- Requirements -
Copy all lines holding the word "Praha" from the entries.
## Start
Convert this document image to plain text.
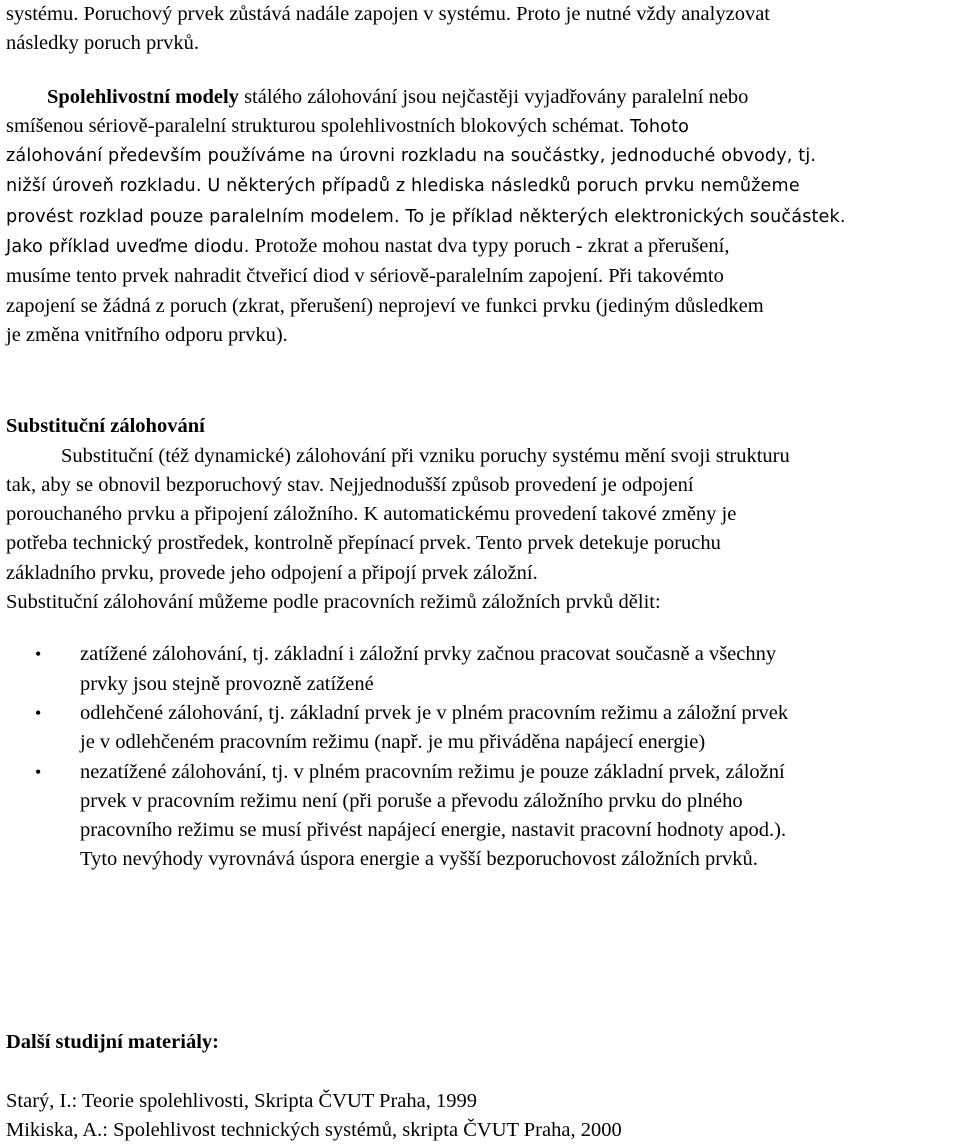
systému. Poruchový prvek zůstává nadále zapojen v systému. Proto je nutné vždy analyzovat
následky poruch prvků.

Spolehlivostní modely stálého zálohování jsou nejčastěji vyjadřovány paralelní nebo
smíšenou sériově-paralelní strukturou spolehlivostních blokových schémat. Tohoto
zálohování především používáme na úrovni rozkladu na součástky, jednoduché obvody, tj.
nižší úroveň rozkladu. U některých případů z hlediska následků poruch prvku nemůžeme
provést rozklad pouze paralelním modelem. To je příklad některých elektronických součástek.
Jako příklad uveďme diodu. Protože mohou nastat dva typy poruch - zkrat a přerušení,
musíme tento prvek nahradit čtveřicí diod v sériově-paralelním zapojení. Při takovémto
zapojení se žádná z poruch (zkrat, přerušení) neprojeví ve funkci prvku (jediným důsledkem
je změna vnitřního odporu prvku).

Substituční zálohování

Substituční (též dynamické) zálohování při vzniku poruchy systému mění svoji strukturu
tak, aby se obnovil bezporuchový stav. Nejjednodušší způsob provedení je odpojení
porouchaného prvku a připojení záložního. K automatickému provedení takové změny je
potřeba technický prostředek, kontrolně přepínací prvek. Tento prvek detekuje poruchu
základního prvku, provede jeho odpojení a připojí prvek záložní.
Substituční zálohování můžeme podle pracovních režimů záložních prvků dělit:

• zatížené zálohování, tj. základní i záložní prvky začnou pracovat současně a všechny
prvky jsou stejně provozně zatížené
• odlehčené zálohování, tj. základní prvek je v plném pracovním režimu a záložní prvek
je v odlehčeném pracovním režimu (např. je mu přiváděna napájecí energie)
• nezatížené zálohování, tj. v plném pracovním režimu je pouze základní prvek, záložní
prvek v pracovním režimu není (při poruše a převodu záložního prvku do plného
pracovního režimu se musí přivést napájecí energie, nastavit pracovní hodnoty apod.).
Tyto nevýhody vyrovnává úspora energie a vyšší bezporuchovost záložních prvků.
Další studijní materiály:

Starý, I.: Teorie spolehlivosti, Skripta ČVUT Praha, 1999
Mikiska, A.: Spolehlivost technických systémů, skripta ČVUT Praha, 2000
## End
- Reply -
Starý, I.: Teorie spolehlivosti, Skripta ČVUT Praha, 1999
Mikiska, A.: Spolehlivost technických systémů, skripta ČVUT Praha, 2000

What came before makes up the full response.